**Required work**
Except for the pictures, output the records in full and exactly.

Document content entries

........

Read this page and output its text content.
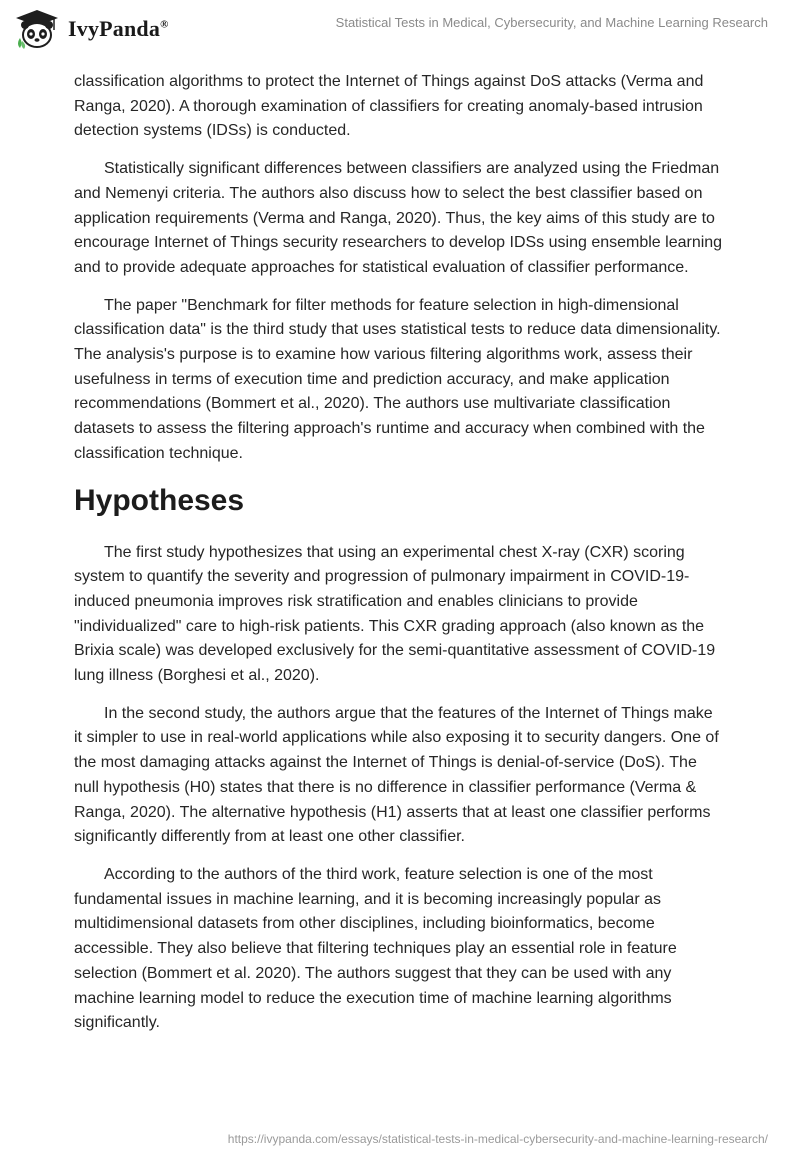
IvyPanda®	Statistical Tests in Medical, Cybersecurity, and Machine Learning Research

classification algorithms to protect the Internet of Things against DoS attacks (Verma and Ranga, 2020). A thorough examination of classifiers for creating anomaly-based intrusion detection systems (IDSs) is conducted.

Statistically significant differences between classifiers are analyzed using the Friedman and Nemenyi criteria. The authors also discuss how to select the best classifier based on application requirements (Verma and Ranga, 2020). Thus, the key aims of this study are to encourage Internet of Things security researchers to develop IDSs using ensemble learning and to provide adequate approaches for statistical evaluation of classifier performance.

The paper "Benchmark for filter methods for feature selection in high-dimensional classification data" is the third study that uses statistical tests to reduce data dimensionality. The analysis's purpose is to examine how various filtering algorithms work, assess their usefulness in terms of execution time and prediction accuracy, and make application recommendations (Bommert et al., 2020). The authors use multivariate classification datasets to assess the filtering approach's runtime and accuracy when combined with the classification technique.

Hypotheses

The first study hypothesizes that using an experimental chest X-ray (CXR) scoring system to quantify the severity and progression of pulmonary impairment in COVID-19-induced pneumonia improves risk stratification and enables clinicians to provide "individualized" care to high-risk patients. This CXR grading approach (also known as the Brixia scale) was developed exclusively for the semi-quantitative assessment of COVID-19 lung illness (Borghesi et al., 2020).

In the second study, the authors argue that the features of the Internet of Things make it simpler to use in real-world applications while also exposing it to security dangers. One of the most damaging attacks against the Internet of Things is denial-of-service (DoS). The null hypothesis (H0) states that there is no difference in classifier performance (Verma & Ranga, 2020). The alternative hypothesis (H1) asserts that at least one classifier performs significantly differently from at least one other classifier.

According to the authors of the third work, feature selection is one of the most fundamental issues in machine learning, and it is becoming increasingly popular as multidimensional datasets from other disciplines, including bioinformatics, become accessible. They also believe that filtering techniques play an essential role in feature selection (Bommert et al. 2020). The authors suggest that they can be used with any machine learning model to reduce the execution time of machine learning algorithms significantly.

https://ivypanda.com/essays/statistical-tests-in-medical-cybersecurity-and-machine-learning-research/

........

**Completed exercise**
Read this page and output its text content.
IvyPanda®	Statistical Tests in Medical, Cybersecurity, and Machine Learning Research

classification algorithms to protect the Internet of Things against DoS attacks (Verma and Ranga, 2020). A thorough examination of classifiers for creating anomaly-based intrusion detection systems (IDSs) is conducted.

Statistically significant differences between classifiers are analyzed using the Friedman and Nemenyi criteria. The authors also discuss how to select the best classifier based on application requirements (Verma and Ranga, 2020). Thus, the key aims of this study are to encourage Internet of Things security researchers to develop IDSs using ensemble learning and to provide adequate approaches for statistical evaluation of classifier performance.

The paper "Benchmark for filter methods for feature selection in high-dimensional classification data" is the third study that uses statistical tests to reduce data dimensionality. The analysis's purpose is to examine how various filtering algorithms work, assess their usefulness in terms of execution time and prediction accuracy, and make application recommendations (Bommert et al., 2020). The authors use multivariate classification datasets to assess the filtering approach's runtime and accuracy when combined with the classification technique.

Hypotheses

The first study hypothesizes that using an experimental chest X-ray (CXR) scoring system to quantify the severity and progression of pulmonary impairment in COVID-19-induced pneumonia improves risk stratification and enables clinicians to provide "individualized" care to high-risk patients. This CXR grading approach (also known as the Brixia scale) was developed exclusively for the semi-quantitative assessment of COVID-19 lung illness (Borghesi et al., 2020).

In the second study, the authors argue that the features of the Internet of Things make it simpler to use in real-world applications while also exposing it to security dangers. One of the most damaging attacks against the Internet of Things is denial-of-service (DoS). The null hypothesis (H0) states that there is no difference in classifier performance (Verma & Ranga, 2020). The alternative hypothesis (H1) asserts that at least one classifier performs significantly differently from at least one other classifier.

According to the authors of the third work, feature selection is one of the most fundamental issues in machine learning, and it is becoming increasingly popular as multidimensional datasets from other disciplines, including bioinformatics, become accessible. They also believe that filtering techniques play an essential role in feature selection (Bommert et al. 2020). The authors suggest that they can be used with any machine learning model to reduce the execution time of machine learning algorithms significantly.

https://ivypanda.com/essays/statistical-tests-in-medical-cybersecurity-and-machine-learning-research/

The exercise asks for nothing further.